Saved data entries
+ + + + + + +
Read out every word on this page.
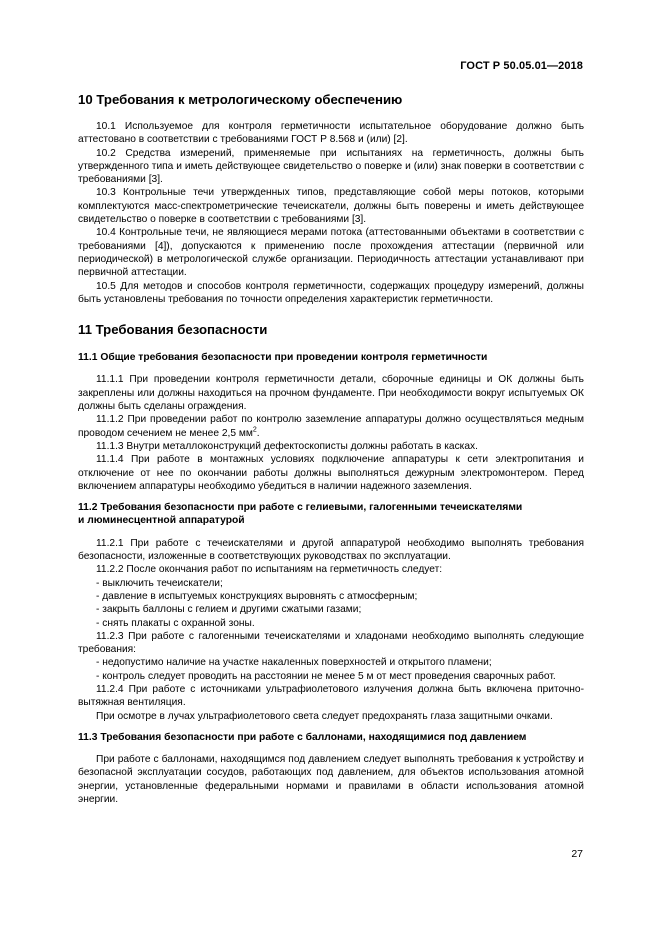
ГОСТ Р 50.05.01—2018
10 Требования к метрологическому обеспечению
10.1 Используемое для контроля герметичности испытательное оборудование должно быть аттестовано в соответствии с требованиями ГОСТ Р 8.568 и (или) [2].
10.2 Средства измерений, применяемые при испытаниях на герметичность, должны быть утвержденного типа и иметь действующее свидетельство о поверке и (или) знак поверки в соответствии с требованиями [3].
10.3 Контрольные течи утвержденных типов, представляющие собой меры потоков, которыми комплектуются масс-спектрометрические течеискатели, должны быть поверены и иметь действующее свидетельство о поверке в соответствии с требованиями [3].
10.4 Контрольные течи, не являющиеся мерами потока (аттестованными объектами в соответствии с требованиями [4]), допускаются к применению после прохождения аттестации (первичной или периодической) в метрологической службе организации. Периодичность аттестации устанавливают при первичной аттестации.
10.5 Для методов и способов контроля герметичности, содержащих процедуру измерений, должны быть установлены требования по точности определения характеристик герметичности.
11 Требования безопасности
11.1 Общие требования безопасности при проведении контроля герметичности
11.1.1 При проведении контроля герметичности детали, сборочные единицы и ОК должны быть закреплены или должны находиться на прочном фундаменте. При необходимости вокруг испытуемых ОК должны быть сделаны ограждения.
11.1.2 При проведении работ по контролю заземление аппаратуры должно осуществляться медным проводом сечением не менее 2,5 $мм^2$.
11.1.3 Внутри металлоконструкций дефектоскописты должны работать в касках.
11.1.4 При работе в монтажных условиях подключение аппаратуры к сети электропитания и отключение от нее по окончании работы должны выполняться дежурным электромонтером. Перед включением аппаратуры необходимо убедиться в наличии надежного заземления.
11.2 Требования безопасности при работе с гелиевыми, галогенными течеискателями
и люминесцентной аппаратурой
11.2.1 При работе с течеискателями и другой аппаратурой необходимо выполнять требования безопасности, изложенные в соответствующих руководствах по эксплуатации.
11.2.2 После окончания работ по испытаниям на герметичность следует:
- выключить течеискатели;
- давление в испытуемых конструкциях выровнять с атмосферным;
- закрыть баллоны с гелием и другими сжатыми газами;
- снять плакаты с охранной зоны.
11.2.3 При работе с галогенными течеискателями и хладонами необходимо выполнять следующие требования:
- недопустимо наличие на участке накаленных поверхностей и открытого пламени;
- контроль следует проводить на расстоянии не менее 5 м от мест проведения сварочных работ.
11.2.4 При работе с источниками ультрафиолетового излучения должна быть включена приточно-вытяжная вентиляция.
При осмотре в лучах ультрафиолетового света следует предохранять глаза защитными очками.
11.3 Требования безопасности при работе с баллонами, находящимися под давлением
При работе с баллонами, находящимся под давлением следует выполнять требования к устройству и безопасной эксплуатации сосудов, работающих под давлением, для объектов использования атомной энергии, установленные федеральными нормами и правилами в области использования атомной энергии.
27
+ + + + + + +
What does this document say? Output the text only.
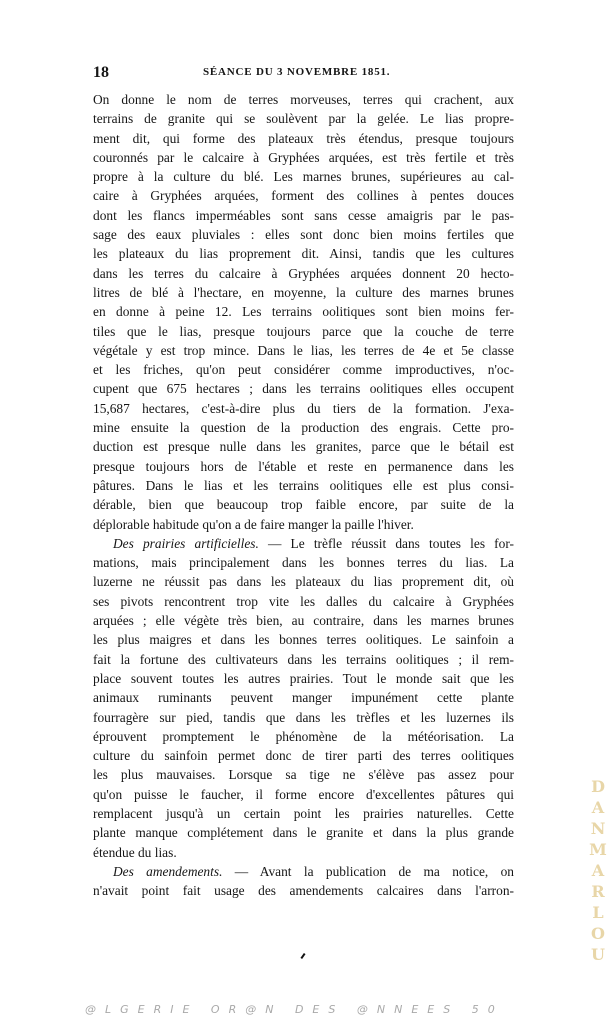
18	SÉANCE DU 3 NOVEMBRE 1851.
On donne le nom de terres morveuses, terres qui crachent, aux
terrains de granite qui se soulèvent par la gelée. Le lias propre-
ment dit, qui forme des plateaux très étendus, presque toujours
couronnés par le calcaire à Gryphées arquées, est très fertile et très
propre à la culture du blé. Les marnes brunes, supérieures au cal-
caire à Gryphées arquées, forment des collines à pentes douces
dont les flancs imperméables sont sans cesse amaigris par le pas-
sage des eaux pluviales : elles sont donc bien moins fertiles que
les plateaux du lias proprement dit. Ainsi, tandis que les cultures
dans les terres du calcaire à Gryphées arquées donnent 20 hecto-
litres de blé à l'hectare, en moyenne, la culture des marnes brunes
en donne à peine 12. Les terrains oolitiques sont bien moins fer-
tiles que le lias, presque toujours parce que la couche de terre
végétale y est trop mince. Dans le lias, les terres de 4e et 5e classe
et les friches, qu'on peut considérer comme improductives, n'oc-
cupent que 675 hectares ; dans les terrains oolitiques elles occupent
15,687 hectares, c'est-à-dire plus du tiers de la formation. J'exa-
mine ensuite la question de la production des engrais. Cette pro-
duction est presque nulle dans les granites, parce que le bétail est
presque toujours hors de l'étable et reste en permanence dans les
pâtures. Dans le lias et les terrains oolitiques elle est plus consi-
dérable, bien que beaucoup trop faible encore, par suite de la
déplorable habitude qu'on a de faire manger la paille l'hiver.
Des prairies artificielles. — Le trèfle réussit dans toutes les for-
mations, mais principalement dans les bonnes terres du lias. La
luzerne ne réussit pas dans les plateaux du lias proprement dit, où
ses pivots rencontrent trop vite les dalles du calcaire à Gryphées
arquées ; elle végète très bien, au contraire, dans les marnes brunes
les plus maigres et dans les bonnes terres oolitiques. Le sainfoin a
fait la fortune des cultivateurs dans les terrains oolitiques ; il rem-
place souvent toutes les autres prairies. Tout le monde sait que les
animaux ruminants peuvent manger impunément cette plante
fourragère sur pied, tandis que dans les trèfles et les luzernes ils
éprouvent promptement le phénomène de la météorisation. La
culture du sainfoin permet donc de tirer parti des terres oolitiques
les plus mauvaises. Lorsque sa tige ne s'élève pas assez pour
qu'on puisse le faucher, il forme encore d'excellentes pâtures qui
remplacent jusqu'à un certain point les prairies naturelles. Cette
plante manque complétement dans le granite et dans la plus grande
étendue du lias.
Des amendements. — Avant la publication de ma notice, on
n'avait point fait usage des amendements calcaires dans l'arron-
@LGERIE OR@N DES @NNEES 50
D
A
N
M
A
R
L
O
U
+ + + + + + +
Task objective
Look through the entries and find each line that has the string "течеискатели". Copy those lines.

Answer to the problem
10.3 Контрольные течи утвержденных типов, представляющие собой меры потоков, которыми комплектуются масс-спектрометрические течеискатели, должны быть поверены и иметь действующее свидетельство о поверке в соответствии с требованиями [3].
- выключить течеискатели;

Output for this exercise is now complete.